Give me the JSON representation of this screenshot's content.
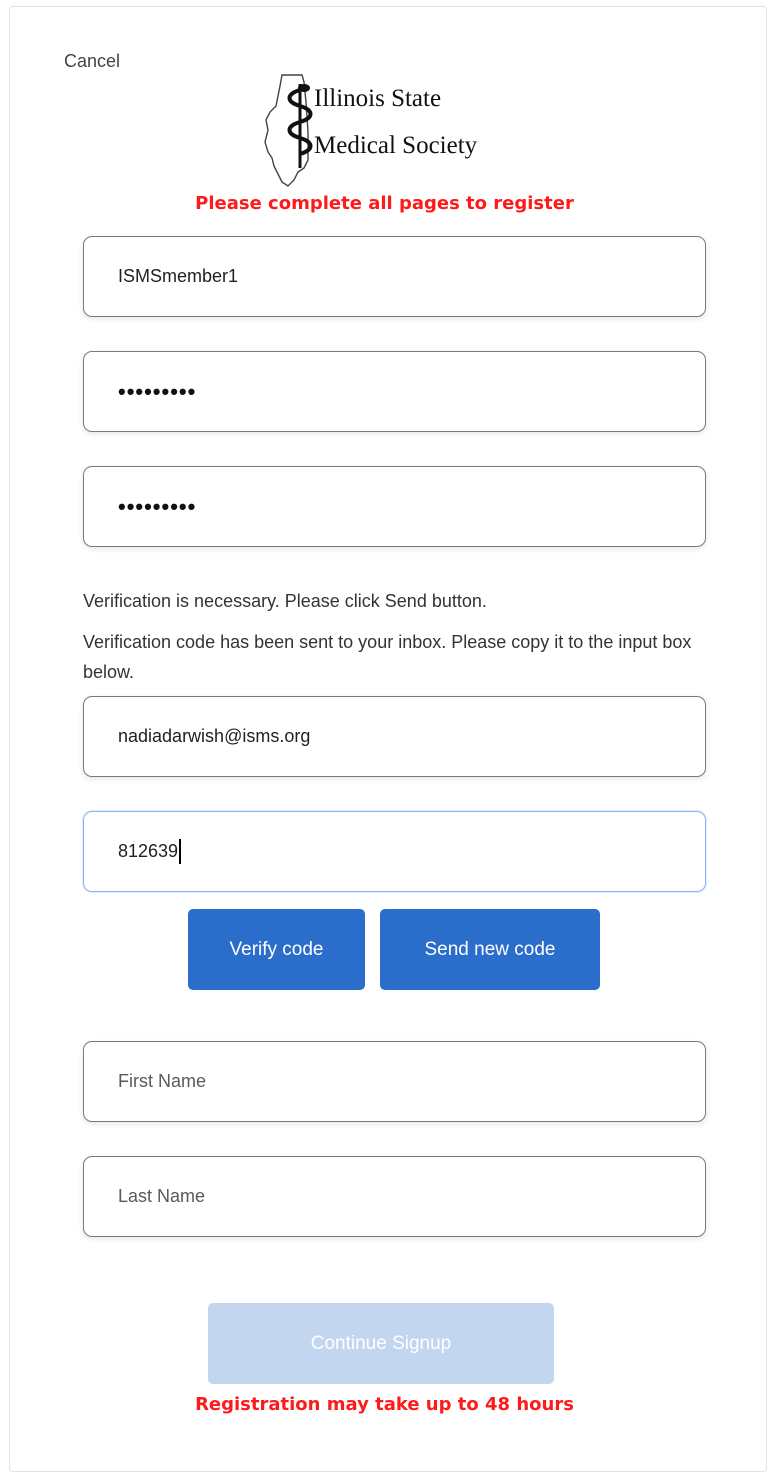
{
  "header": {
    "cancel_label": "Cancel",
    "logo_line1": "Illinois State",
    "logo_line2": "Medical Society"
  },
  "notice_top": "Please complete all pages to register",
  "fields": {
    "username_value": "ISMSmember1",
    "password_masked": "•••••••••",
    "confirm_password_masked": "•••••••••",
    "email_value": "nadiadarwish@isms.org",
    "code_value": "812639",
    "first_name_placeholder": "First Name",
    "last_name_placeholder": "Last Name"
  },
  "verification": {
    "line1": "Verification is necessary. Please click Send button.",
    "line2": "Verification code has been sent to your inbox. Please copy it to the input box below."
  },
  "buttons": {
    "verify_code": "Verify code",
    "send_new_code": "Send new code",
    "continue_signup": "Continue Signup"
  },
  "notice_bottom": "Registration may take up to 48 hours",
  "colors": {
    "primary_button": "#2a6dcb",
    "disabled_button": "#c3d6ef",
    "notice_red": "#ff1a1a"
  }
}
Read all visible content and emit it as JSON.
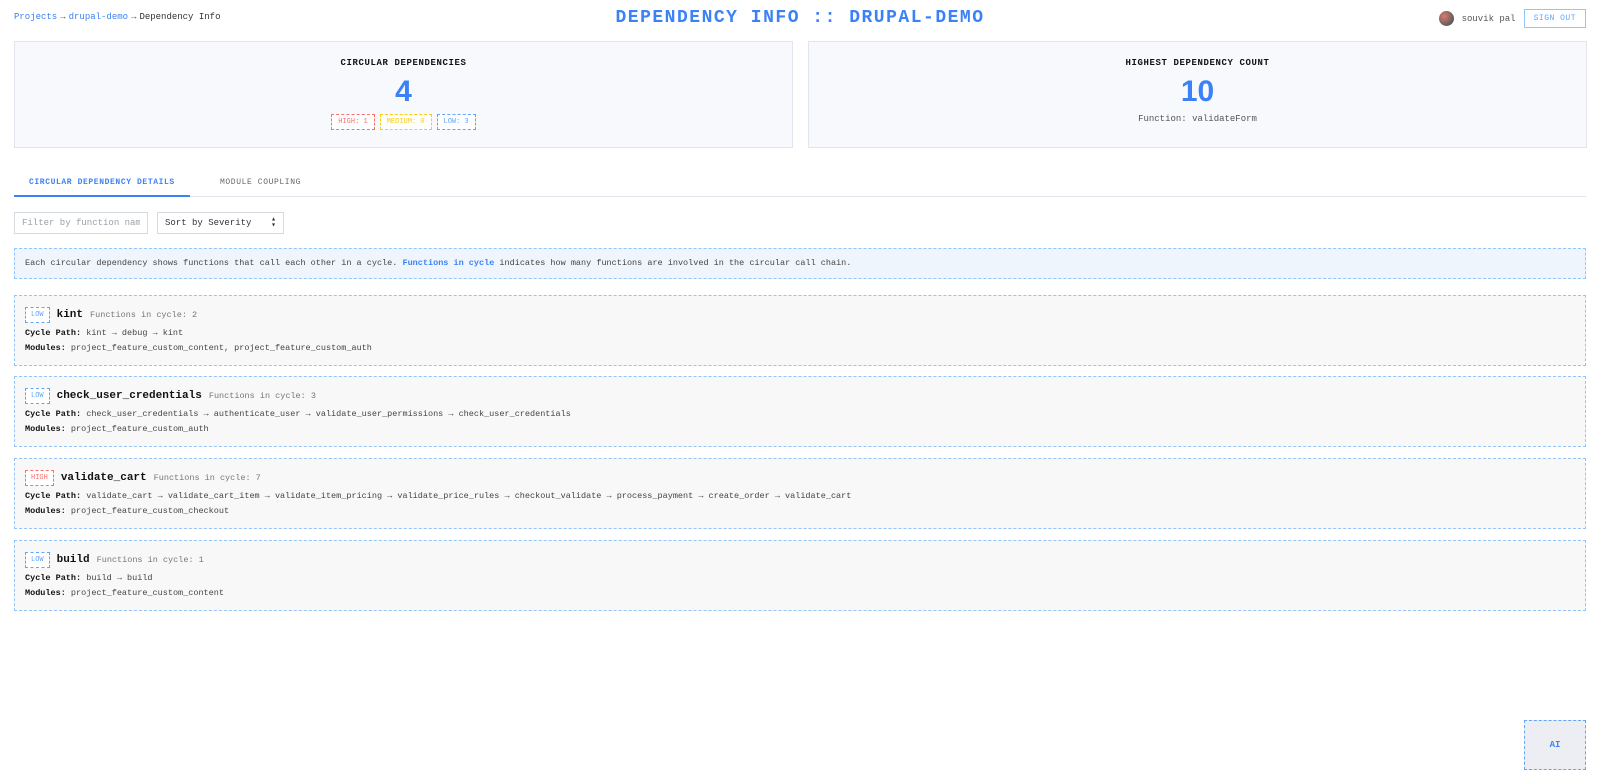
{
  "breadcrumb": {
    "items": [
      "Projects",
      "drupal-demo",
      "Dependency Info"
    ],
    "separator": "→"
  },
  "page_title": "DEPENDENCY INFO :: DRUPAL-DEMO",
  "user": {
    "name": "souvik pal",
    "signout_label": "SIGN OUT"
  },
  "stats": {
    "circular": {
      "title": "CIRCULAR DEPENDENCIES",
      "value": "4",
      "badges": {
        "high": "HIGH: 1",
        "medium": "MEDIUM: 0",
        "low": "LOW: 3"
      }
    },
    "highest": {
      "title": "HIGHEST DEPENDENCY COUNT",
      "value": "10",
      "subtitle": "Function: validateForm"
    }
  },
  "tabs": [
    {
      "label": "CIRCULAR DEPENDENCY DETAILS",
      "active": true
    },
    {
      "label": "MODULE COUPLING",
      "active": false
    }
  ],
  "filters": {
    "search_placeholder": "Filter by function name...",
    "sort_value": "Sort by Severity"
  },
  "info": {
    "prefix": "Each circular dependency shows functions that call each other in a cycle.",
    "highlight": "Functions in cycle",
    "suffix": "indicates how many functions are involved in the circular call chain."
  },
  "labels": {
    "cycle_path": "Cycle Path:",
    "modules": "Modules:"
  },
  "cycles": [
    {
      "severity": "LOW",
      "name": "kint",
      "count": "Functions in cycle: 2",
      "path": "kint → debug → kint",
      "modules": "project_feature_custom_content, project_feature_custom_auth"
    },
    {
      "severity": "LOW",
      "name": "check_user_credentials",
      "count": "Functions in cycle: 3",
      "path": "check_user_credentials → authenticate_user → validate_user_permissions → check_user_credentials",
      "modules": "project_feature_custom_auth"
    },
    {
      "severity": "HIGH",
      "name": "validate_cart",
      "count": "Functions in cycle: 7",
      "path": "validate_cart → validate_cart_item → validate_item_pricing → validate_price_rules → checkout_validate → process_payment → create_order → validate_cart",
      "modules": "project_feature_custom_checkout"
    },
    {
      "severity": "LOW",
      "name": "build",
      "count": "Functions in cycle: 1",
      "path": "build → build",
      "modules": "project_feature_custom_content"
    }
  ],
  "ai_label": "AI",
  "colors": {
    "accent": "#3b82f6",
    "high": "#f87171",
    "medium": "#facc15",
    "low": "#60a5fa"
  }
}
________
Generate a word-for-word copy of the preceding records, excluding all pictures.

→ **Answer to this task**
Give me the JSON representation of this screenshot's content.
{
  "header": {
    "cancel_label": "Cancel",
    "logo_line1": "Illinois State",
    "logo_line2": "Medical Society"
  },
  "notice_top": "Please complete all pages to register",
  "fields": {
    "username_value": "ISMSmember1",
    "password_masked": "•••••••••",
    "confirm_password_masked": "•••••••••",
    "email_value": "nadiadarwish@isms.org",
    "code_value": "812639",
    "first_name_placeholder": "First Name",
    "last_name_placeholder": "Last Name"
  },
  "verification": {
    "line1": "Verification is necessary. Please click Send button.",
    "line2": "Verification code has been sent to your inbox. Please copy it to the input box below."
  },
  "buttons": {
    "verify_code": "Verify code",
    "send_new_code": "Send new code",
    "continue_signup": "Continue Signup"
  },
  "notice_bottom": "Registration may take up to 48 hours",
  "colors": {
    "primary_button": "#2a6dcb",
    "disabled_button": "#c3d6ef",
    "notice_red": "#ff1a1a"
  }
}
Read all visible content and emit it as JSON.
{
  "breadcrumb": {
    "items": [
      "Projects",
      "drupal-demo",
      "Dependency Info"
    ],
    "separator": "→"
  },
  "page_title": "DEPENDENCY INFO :: DRUPAL-DEMO",
  "user": {
    "name": "souvik pal",
    "signout_label": "SIGN OUT"
  },
  "stats": {
    "circular": {
      "title": "CIRCULAR DEPENDENCIES",
      "value": "4",
      "badges": {
        "high": "HIGH: 1",
        "medium": "MEDIUM: 0",
        "low": "LOW: 3"
      }
    },
    "highest": {
      "title": "HIGHEST DEPENDENCY COUNT",
      "value": "10",
      "subtitle": "Function: validateForm"
    }
  },
  "tabs": [
    {
      "label": "CIRCULAR DEPENDENCY DETAILS",
      "active": true
    },
    {
      "label": "MODULE COUPLING",
      "active": false
    }
  ],
  "filters": {
    "search_placeholder": "Filter by function name...",
    "sort_value": "Sort by Severity"
  },
  "info": {
    "prefix": "Each circular dependency shows functions that call each other in a cycle.",
    "highlight": "Functions in cycle",
    "suffix": "indicates how many functions are involved in the circular call chain."
  },
  "labels": {
    "cycle_path": "Cycle Path:",
    "modules": "Modules:"
  },
  "cycles": [
    {
      "severity": "LOW",
      "name": "kint",
      "count": "Functions in cycle: 2",
      "path": "kint → debug → kint",
      "modules": "project_feature_custom_content, project_feature_custom_auth"
    },
    {
      "severity": "LOW",
      "name": "check_user_credentials",
      "count": "Functions in cycle: 3",
      "path": "check_user_credentials → authenticate_user → validate_user_permissions → check_user_credentials",
      "modules": "project_feature_custom_auth"
    },
    {
      "severity": "HIGH",
      "name": "validate_cart",
      "count": "Functions in cycle: 7",
      "path": "validate_cart → validate_cart_item → validate_item_pricing → validate_price_rules → checkout_validate → process_payment → create_order → validate_cart",
      "modules": "project_feature_custom_checkout"
    },
    {
      "severity": "LOW",
      "name": "build",
      "count": "Functions in cycle: 1",
      "path": "build → build",
      "modules": "project_feature_custom_content"
    }
  ],
  "ai_label": "AI",
  "colors": {
    "accent": "#3b82f6",
    "high": "#f87171",
    "medium": "#facc15",
    "low": "#60a5fa"
  }
}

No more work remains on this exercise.